-- start MATERIAL TO PROCESS --
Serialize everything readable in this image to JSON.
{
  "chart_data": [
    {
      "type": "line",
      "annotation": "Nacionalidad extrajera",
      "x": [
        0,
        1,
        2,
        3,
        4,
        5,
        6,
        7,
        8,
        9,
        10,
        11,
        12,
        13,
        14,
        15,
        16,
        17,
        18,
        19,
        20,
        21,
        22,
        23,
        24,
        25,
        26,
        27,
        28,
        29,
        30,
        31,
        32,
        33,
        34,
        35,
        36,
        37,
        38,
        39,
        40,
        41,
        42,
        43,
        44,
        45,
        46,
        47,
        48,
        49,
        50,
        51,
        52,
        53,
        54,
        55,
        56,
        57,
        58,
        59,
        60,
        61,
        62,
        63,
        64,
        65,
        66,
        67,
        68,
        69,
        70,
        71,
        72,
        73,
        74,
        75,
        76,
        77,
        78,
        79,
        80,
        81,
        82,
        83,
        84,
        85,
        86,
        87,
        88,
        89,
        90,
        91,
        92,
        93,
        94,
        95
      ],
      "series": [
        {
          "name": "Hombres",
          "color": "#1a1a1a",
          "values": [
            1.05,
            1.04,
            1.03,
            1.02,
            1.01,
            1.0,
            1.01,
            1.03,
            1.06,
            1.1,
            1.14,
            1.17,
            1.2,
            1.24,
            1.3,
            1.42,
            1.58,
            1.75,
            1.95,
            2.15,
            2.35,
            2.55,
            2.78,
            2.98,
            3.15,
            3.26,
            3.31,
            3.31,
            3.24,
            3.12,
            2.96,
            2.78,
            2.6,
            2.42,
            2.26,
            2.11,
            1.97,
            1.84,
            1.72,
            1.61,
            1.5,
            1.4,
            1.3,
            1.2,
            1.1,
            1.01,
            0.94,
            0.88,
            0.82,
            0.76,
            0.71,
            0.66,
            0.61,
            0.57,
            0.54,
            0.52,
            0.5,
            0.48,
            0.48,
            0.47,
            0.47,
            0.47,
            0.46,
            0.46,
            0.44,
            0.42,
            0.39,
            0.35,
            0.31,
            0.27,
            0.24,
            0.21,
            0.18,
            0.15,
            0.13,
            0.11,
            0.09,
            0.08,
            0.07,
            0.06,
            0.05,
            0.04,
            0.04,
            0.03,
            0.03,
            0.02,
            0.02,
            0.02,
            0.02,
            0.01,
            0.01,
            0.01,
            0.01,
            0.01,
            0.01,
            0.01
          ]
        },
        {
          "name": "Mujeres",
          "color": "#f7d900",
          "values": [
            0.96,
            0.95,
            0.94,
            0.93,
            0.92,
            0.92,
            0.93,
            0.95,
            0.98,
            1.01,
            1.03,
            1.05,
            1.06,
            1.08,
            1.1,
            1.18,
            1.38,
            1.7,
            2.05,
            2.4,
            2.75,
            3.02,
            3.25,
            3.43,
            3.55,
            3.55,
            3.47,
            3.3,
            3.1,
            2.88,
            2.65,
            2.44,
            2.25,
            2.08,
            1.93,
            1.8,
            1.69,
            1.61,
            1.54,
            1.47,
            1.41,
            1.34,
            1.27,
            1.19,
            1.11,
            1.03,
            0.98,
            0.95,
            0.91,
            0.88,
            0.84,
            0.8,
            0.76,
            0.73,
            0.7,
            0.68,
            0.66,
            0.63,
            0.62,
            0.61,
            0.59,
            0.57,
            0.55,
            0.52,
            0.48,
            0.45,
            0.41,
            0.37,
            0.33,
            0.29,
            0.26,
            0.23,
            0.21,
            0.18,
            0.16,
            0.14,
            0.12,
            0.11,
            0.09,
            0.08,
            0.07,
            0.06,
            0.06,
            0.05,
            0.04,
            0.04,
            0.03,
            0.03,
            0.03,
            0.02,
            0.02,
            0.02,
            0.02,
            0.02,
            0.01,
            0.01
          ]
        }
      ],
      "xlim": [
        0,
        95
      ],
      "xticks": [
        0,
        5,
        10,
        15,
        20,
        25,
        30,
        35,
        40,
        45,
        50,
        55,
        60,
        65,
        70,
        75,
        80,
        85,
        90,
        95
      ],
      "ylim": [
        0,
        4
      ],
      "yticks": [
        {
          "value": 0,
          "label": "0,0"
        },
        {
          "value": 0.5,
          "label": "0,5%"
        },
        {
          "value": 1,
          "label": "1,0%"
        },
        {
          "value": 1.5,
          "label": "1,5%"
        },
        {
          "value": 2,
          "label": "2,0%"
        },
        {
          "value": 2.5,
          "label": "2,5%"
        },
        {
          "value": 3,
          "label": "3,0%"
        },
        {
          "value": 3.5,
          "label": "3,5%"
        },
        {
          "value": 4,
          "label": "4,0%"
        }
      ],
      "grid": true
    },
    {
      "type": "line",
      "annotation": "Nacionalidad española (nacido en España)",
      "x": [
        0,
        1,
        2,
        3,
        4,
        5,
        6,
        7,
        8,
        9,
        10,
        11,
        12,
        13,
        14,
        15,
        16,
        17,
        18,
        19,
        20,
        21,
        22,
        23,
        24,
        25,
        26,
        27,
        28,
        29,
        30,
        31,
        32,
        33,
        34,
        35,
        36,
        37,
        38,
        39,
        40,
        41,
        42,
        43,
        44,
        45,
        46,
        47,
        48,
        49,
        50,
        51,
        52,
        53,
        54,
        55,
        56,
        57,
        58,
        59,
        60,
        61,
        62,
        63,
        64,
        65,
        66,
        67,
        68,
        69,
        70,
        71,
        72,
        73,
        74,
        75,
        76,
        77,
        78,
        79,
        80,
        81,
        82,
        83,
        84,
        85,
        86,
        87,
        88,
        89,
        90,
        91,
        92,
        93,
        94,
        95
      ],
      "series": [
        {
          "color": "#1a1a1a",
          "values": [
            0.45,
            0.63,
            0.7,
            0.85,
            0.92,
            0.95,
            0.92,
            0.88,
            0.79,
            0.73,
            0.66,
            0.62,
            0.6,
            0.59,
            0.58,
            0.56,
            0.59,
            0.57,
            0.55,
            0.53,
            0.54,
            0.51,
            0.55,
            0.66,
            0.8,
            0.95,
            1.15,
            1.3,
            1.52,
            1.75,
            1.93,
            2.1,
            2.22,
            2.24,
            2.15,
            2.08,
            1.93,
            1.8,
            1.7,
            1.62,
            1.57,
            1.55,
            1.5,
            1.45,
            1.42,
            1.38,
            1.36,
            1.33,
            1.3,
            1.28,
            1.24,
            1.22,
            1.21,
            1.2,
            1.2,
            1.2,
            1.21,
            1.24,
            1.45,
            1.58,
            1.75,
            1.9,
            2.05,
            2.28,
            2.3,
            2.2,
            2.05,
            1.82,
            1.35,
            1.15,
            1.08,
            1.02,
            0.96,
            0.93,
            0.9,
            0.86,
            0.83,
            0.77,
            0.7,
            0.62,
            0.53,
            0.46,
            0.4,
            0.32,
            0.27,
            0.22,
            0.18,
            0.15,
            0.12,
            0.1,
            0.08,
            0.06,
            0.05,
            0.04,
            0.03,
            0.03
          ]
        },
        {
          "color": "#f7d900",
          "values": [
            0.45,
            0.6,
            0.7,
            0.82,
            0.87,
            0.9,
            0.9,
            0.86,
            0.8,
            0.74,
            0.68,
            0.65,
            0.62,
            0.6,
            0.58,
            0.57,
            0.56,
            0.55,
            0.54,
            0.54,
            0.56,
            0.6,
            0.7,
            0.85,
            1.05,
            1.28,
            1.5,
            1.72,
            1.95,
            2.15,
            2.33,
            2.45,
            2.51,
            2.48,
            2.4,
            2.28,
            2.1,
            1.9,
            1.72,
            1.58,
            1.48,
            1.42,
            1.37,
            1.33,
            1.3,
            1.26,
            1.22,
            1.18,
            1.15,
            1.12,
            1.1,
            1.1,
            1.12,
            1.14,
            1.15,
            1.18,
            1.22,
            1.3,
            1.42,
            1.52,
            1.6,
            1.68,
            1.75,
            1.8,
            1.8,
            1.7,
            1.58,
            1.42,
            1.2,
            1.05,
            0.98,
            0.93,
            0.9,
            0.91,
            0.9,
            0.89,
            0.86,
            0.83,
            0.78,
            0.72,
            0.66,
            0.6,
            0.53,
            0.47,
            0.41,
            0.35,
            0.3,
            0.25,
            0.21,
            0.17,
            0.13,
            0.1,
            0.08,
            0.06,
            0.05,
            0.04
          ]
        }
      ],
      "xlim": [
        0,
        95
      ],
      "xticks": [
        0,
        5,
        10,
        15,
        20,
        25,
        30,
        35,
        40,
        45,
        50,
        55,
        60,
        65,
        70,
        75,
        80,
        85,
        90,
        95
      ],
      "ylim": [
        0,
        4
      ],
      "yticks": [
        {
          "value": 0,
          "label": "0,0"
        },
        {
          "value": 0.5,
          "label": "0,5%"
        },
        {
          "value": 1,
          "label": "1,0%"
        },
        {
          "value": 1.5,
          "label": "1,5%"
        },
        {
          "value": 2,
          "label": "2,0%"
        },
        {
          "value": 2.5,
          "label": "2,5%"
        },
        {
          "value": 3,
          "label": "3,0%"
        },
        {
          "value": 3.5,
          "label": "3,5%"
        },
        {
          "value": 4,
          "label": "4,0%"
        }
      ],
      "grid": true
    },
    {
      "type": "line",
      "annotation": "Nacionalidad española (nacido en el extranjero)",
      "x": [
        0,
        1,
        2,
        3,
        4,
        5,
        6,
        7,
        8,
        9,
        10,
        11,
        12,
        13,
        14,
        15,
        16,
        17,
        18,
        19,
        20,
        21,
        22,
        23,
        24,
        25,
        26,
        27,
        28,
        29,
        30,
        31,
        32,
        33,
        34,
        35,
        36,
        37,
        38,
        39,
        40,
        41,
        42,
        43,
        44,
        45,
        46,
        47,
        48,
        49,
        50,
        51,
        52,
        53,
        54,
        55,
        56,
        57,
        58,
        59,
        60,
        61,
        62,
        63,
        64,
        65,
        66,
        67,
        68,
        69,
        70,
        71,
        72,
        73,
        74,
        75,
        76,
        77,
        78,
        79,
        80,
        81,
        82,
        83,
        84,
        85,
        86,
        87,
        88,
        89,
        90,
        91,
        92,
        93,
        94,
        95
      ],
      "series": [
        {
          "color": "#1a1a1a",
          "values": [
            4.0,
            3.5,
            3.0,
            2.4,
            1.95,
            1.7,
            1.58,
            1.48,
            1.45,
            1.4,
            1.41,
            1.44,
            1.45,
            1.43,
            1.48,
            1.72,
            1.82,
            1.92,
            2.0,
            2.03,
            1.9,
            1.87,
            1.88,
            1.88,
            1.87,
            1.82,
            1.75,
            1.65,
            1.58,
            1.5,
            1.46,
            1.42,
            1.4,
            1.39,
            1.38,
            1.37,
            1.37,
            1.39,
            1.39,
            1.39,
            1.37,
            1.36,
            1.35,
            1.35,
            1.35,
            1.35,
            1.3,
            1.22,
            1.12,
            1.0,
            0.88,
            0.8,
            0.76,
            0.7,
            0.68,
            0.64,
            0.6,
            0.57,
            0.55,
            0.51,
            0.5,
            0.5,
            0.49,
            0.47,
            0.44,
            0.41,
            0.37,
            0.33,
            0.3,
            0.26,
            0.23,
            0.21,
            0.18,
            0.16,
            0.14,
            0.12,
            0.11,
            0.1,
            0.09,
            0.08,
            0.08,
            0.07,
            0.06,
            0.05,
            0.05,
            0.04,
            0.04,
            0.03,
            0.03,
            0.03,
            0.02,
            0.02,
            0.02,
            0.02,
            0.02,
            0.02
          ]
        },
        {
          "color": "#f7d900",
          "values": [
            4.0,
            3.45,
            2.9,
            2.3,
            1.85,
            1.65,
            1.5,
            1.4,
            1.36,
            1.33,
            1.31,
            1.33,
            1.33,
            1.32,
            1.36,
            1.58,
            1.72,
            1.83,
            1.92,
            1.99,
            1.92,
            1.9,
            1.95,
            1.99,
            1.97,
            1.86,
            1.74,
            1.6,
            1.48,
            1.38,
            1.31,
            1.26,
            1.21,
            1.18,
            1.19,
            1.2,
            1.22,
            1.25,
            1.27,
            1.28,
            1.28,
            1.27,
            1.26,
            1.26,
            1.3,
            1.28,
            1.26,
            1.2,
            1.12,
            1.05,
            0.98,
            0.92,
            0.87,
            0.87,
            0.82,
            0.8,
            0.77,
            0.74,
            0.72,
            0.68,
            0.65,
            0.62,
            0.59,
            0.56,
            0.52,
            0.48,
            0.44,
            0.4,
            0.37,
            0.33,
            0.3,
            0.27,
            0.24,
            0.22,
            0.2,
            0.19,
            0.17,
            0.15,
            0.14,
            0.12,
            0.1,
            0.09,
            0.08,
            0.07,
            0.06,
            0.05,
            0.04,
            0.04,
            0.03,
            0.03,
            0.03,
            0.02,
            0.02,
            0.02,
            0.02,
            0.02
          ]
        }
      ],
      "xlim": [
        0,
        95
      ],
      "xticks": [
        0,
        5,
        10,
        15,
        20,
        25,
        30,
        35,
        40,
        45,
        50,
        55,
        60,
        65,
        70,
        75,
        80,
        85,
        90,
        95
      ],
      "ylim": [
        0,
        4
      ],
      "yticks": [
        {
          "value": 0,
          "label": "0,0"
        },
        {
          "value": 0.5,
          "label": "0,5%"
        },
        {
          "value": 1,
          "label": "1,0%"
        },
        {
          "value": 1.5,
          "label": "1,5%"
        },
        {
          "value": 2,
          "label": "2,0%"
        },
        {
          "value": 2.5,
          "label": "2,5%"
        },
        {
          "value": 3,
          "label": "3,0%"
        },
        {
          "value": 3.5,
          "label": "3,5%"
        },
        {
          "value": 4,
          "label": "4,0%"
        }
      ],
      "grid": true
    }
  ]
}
-- end MATERIAL TO PROCESS --
THE REQUEST: Which lines hold the string "annotation"? Copy all of them from the data above.

SOLVED EXERCISE:
      "annotation": "Nacionalidad extrajera",
      "annotation": "Nacionalidad española (nacido en España)",
      "annotation": "Nacionalidad española (nacido en el extranjero)",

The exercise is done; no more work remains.